►

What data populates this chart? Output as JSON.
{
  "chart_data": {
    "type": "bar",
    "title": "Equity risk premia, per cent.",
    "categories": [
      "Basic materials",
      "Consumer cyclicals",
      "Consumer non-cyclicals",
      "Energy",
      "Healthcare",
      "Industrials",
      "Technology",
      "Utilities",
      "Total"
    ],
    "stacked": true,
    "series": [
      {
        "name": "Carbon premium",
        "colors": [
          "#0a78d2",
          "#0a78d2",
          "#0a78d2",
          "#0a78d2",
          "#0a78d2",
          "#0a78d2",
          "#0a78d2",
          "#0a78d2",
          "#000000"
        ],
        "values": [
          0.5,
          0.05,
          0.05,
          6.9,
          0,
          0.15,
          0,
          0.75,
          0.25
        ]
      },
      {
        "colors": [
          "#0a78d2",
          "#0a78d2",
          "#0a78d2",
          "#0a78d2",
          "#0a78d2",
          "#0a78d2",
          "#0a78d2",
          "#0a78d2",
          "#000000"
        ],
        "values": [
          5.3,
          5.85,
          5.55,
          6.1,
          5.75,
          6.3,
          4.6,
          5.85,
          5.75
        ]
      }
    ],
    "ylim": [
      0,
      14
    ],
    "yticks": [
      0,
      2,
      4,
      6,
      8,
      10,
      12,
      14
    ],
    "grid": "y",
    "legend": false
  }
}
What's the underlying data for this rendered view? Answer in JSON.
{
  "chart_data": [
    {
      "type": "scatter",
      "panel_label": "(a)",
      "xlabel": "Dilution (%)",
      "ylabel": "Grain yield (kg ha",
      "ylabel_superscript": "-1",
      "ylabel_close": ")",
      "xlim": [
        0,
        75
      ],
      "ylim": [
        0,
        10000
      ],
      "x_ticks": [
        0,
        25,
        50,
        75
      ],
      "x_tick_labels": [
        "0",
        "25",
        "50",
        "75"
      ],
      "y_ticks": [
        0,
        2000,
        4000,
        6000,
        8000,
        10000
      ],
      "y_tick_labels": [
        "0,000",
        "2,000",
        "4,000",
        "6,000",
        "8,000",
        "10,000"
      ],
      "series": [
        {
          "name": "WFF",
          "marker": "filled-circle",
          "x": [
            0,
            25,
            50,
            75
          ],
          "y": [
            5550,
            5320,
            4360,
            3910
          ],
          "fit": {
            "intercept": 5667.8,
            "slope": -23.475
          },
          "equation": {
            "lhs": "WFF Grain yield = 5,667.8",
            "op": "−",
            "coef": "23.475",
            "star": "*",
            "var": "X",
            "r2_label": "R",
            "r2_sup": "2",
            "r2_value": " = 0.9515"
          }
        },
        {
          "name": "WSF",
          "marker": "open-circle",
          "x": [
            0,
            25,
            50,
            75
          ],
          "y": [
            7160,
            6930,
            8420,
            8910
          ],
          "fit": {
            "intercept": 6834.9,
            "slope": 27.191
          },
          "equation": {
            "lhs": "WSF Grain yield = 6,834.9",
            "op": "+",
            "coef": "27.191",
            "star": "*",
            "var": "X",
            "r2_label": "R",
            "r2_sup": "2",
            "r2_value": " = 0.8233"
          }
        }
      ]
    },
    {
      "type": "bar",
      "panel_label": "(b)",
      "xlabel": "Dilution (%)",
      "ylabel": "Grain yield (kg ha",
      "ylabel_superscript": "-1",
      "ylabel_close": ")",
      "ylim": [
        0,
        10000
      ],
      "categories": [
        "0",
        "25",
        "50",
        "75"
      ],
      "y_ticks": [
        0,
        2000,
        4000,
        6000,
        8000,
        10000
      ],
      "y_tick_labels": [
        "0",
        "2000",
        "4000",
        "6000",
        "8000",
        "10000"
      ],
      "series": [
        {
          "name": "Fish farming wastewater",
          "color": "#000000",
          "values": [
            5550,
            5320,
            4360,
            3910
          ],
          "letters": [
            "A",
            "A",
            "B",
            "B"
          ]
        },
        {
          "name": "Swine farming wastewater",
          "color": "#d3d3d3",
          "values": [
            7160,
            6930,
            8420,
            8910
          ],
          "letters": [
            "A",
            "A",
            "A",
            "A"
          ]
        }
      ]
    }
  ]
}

◄

Problem to work on:
Transcribe the whole listing with nothing added or left out.

Written response:
What data populates this chart? Output as JSON.
{
  "chart_data": {
    "type": "bar",
    "title": "Equity risk premia, per cent.",
    "categories": [
      "Basic materials",
      "Consumer cyclicals",
      "Consumer non-cyclicals",
      "Energy",
      "Healthcare",
      "Industrials",
      "Technology",
      "Utilities",
      "Total"
    ],
    "stacked": true,
    "series": [
      {
        "name": "Carbon premium",
        "colors": [
          "#0a78d2",
          "#0a78d2",
          "#0a78d2",
          "#0a78d2",
          "#0a78d2",
          "#0a78d2",
          "#0a78d2",
          "#0a78d2",
          "#000000"
        ],
        "values": [
          0.5,
          0.05,
          0.05,
          6.9,
          0,
          0.15,
          0,
          0.75,
          0.25
        ]
      },
      {
        "colors": [
          "#0a78d2",
          "#0a78d2",
          "#0a78d2",
          "#0a78d2",
          "#0a78d2",
          "#0a78d2",
          "#0a78d2",
          "#0a78d2",
          "#000000"
        ],
        "values": [
          5.3,
          5.85,
          5.55,
          6.1,
          5.75,
          6.3,
          4.6,
          5.85,
          5.75
        ]
      }
    ],
    "ylim": [
      0,
      14
    ],
    "yticks": [
      0,
      2,
      4,
      6,
      8,
      10,
      12,
      14
    ],
    "grid": "y",
    "legend": false
  }
}
What's the underlying data for this rendered view? Answer in JSON.
{
  "chart_data": [
    {
      "type": "scatter",
      "panel_label": "(a)",
      "xlabel": "Dilution (%)",
      "ylabel": "Grain yield (kg ha",
      "ylabel_superscript": "-1",
      "ylabel_close": ")",
      "xlim": [
        0,
        75
      ],
      "ylim": [
        0,
        10000
      ],
      "x_ticks": [
        0,
        25,
        50,
        75
      ],
      "x_tick_labels": [
        "0",
        "25",
        "50",
        "75"
      ],
      "y_ticks": [
        0,
        2000,
        4000,
        6000,
        8000,
        10000
      ],
      "y_tick_labels": [
        "0,000",
        "2,000",
        "4,000",
        "6,000",
        "8,000",
        "10,000"
      ],
      "series": [
        {
          "name": "WFF",
          "marker": "filled-circle",
          "x": [
            0,
            25,
            50,
            75
          ],
          "y": [
            5550,
            5320,
            4360,
            3910
          ],
          "fit": {
            "intercept": 5667.8,
            "slope": -23.475
          },
          "equation": {
            "lhs": "WFF Grain yield = 5,667.8",
            "op": "−",
            "coef": "23.475",
            "star": "*",
            "var": "X",
            "r2_label": "R",
            "r2_sup": "2",
            "r2_value": " = 0.9515"
          }
        },
        {
          "name": "WSF",
          "marker": "open-circle",
          "x": [
            0,
            25,
            50,
            75
          ],
          "y": [
            7160,
            6930,
            8420,
            8910
          ],
          "fit": {
            "intercept": 6834.9,
            "slope": 27.191
          },
          "equation": {
            "lhs": "WSF Grain yield = 6,834.9",
            "op": "+",
            "coef": "27.191",
            "star": "*",
            "var": "X",
            "r2_label": "R",
            "r2_sup": "2",
            "r2_value": " = 0.8233"
          }
        }
      ]
    },
    {
      "type": "bar",
      "panel_label": "(b)",
      "xlabel": "Dilution (%)",
      "ylabel": "Grain yield (kg ha",
      "ylabel_superscript": "-1",
      "ylabel_close": ")",
      "ylim": [
        0,
        10000
      ],
      "categories": [
        "0",
        "25",
        "50",
        "75"
      ],
      "y_ticks": [
        0,
        2000,
        4000,
        6000,
        8000,
        10000
      ],
      "y_tick_labels": [
        "0",
        "2000",
        "4000",
        "6000",
        "8000",
        "10000"
      ],
      "series": [
        {
          "name": "Fish farming wastewater",
          "color": "#000000",
          "values": [
            5550,
            5320,
            4360,
            3910
          ],
          "letters": [
            "A",
            "A",
            "B",
            "B"
          ]
        },
        {
          "name": "Swine farming wastewater",
          "color": "#d3d3d3",
          "values": [
            7160,
            6930,
            8420,
            8910
          ],
          "letters": [
            "A",
            "A",
            "A",
            "A"
          ]
        }
      ]
    }
  ]
}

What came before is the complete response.